◆ STATED TASK: Search the listing below for the string "type" and copy every line where it occurs.

## START DATA SECTION

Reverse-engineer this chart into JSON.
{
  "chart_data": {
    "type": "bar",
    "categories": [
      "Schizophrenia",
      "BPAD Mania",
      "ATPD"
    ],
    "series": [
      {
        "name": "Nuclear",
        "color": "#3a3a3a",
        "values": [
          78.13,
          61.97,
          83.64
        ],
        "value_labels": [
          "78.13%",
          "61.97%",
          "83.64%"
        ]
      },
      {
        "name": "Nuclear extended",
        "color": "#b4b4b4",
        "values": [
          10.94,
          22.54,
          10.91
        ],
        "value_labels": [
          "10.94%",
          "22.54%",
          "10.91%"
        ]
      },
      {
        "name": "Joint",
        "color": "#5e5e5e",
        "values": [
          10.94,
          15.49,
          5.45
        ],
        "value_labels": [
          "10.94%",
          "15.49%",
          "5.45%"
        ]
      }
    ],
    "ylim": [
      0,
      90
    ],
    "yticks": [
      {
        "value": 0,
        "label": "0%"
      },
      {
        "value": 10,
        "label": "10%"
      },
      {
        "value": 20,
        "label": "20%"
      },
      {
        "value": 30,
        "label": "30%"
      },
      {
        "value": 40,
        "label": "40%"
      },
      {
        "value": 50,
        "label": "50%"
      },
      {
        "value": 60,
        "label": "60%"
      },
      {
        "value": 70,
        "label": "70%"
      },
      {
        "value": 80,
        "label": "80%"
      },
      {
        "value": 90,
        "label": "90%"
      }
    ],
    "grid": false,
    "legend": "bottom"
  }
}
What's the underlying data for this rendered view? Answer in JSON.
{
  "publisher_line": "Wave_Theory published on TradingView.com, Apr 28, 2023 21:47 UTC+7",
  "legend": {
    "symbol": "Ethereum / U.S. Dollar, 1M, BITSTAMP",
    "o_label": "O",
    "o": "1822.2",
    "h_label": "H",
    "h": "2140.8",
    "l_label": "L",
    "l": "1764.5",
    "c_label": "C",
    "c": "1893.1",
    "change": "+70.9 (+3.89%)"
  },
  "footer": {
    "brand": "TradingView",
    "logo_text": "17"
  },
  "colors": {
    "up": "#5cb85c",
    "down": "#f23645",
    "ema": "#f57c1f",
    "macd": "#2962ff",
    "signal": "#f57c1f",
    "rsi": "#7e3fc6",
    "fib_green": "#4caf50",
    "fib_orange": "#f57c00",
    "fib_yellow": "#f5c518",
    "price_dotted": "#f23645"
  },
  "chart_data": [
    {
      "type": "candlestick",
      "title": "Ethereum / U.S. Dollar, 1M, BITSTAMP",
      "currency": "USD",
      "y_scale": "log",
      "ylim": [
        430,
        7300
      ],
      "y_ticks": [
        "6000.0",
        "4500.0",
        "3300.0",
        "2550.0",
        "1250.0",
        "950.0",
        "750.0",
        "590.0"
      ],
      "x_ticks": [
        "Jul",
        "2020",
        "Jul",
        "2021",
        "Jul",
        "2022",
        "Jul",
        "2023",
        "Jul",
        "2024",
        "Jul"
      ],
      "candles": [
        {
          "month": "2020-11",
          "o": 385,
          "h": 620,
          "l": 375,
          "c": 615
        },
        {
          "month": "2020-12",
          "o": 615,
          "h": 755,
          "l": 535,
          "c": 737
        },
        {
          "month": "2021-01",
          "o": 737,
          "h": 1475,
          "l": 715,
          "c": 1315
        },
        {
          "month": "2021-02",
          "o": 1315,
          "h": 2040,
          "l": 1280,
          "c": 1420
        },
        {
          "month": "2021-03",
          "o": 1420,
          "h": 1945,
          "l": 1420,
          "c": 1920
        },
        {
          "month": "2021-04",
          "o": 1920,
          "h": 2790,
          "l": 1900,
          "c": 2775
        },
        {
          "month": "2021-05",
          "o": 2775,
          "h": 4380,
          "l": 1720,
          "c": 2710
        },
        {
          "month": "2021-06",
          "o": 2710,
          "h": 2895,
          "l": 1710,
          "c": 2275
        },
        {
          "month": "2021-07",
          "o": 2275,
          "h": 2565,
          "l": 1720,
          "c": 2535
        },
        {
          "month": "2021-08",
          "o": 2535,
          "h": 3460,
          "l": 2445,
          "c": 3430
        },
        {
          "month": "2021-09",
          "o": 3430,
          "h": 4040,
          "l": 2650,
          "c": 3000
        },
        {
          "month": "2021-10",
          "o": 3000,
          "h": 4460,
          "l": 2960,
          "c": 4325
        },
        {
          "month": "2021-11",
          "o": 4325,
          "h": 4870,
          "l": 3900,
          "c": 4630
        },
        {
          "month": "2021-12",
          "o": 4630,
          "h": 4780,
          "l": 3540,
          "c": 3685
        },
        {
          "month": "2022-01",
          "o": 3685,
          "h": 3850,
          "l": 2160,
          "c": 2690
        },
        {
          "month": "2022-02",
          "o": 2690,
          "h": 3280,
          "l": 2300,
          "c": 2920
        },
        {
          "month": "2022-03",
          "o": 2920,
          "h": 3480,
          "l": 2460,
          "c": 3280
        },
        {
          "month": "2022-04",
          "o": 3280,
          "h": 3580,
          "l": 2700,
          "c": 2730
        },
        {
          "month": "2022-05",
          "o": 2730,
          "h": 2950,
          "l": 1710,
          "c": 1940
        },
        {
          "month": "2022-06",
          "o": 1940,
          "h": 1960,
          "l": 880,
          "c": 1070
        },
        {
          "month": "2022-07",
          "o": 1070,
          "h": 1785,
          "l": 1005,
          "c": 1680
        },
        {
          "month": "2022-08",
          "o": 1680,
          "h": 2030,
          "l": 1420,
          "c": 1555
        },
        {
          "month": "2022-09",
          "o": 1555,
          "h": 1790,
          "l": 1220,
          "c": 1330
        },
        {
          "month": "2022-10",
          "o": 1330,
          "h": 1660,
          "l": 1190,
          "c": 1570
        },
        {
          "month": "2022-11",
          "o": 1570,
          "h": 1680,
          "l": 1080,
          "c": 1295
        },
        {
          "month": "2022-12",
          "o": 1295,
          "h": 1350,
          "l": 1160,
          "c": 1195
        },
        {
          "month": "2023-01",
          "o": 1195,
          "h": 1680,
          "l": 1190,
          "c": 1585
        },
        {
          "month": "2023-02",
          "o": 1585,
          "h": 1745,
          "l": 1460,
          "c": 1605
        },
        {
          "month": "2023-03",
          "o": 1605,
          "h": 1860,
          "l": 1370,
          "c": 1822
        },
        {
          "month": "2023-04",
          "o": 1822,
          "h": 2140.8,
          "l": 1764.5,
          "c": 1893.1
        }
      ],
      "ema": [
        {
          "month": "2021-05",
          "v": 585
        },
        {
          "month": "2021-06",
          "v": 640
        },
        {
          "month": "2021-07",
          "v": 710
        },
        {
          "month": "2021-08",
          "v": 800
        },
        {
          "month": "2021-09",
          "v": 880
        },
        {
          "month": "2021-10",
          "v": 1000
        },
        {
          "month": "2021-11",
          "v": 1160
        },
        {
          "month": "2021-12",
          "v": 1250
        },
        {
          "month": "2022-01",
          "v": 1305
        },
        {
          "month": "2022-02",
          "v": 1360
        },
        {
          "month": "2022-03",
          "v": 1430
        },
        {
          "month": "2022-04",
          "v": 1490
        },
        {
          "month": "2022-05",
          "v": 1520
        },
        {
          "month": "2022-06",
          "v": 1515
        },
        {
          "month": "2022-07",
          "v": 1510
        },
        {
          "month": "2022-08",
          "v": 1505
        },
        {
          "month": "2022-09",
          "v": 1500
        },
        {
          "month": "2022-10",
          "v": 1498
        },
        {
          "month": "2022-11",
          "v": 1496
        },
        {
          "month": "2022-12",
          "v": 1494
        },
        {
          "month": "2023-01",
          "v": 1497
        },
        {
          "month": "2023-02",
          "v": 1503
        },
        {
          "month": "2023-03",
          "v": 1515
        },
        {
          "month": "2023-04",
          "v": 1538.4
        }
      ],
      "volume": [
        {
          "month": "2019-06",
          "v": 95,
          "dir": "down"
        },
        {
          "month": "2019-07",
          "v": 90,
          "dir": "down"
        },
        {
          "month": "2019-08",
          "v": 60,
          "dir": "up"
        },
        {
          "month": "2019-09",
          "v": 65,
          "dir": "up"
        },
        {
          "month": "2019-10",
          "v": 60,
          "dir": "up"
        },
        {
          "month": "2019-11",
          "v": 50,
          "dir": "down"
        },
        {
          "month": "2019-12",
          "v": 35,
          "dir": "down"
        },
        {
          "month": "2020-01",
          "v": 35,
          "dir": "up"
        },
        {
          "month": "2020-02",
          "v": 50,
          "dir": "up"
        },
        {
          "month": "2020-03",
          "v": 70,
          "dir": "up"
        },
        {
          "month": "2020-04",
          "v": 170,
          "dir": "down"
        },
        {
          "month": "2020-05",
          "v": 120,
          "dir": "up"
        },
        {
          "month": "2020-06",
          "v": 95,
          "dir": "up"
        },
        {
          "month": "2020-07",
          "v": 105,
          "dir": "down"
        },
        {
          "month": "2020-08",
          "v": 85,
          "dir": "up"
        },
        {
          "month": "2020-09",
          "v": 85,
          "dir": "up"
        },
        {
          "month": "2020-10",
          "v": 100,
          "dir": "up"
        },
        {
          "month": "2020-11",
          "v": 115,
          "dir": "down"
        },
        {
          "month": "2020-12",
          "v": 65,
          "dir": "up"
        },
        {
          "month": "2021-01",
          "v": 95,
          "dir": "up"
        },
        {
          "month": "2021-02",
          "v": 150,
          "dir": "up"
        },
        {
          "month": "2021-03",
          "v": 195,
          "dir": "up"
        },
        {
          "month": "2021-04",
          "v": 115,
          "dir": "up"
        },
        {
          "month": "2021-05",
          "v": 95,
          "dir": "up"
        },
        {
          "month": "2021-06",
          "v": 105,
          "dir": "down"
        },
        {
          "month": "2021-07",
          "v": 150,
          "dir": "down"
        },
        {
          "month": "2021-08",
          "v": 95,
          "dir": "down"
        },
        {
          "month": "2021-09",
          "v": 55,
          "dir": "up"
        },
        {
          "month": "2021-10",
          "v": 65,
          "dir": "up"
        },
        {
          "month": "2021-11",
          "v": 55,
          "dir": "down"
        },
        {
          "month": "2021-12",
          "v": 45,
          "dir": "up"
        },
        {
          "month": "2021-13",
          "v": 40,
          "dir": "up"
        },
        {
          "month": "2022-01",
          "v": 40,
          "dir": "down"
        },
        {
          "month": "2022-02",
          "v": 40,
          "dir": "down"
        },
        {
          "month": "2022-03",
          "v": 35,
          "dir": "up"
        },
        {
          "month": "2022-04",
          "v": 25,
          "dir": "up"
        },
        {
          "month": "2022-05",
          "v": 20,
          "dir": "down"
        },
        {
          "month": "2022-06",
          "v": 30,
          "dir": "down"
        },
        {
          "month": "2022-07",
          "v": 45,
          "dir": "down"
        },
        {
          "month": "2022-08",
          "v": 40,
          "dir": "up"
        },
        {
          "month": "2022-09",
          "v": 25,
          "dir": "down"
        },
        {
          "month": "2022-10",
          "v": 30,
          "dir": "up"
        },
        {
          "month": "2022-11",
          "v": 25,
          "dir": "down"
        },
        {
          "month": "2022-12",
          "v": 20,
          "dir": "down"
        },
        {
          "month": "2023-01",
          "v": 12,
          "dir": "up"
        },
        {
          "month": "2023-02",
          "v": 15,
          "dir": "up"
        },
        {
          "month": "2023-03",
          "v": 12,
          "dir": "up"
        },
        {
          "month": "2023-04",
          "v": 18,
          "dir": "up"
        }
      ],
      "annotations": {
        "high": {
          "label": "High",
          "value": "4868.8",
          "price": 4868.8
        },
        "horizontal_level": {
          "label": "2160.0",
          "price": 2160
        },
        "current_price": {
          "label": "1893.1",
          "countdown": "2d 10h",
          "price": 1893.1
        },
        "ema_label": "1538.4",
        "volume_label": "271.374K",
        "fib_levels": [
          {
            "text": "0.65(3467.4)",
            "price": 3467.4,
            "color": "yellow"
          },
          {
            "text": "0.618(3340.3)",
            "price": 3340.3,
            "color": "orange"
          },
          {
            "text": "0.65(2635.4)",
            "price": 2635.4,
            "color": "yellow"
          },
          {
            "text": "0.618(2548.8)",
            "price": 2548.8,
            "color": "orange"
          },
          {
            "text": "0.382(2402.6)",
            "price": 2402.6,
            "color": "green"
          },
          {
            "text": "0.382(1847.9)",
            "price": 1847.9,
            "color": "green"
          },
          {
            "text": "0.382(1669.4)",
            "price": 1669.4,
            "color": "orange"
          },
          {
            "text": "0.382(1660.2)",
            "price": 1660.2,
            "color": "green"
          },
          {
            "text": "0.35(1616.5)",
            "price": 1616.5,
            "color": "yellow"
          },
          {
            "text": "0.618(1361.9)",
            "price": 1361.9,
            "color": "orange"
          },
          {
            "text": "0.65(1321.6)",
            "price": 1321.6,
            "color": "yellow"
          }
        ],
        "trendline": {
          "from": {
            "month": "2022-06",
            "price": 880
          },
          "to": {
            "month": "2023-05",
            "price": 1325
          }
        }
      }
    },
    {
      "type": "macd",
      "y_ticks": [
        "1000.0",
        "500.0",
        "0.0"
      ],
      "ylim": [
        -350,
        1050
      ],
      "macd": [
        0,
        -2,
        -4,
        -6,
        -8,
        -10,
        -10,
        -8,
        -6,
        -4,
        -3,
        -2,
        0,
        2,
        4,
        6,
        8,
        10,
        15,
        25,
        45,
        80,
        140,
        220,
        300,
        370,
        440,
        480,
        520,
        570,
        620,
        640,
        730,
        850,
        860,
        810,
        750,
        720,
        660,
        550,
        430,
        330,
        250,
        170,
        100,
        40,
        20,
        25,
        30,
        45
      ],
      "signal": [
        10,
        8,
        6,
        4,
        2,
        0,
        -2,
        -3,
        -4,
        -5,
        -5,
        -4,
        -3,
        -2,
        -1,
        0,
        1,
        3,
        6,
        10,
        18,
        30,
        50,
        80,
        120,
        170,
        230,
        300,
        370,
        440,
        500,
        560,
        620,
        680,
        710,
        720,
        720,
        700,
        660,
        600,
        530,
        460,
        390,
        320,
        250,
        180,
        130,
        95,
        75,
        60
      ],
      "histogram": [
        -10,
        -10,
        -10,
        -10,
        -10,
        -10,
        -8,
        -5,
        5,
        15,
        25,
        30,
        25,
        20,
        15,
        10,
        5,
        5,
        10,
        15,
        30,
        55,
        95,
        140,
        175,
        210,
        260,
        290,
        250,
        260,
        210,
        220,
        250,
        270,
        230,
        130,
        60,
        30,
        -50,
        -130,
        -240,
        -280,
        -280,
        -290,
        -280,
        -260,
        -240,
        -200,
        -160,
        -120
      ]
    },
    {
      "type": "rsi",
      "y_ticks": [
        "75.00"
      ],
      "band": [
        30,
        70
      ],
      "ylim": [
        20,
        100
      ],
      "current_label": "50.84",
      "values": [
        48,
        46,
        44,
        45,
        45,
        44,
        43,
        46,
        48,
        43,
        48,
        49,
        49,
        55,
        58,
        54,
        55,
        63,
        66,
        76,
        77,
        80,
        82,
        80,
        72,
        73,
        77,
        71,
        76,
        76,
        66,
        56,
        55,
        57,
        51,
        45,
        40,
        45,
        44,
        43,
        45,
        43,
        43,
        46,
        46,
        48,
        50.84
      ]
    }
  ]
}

## END DATA SECTION

◆ FINAL ANSWER:
    "type": "bar",
      "type": "candlestick",
      "type": "macd",
      "type": "rsi",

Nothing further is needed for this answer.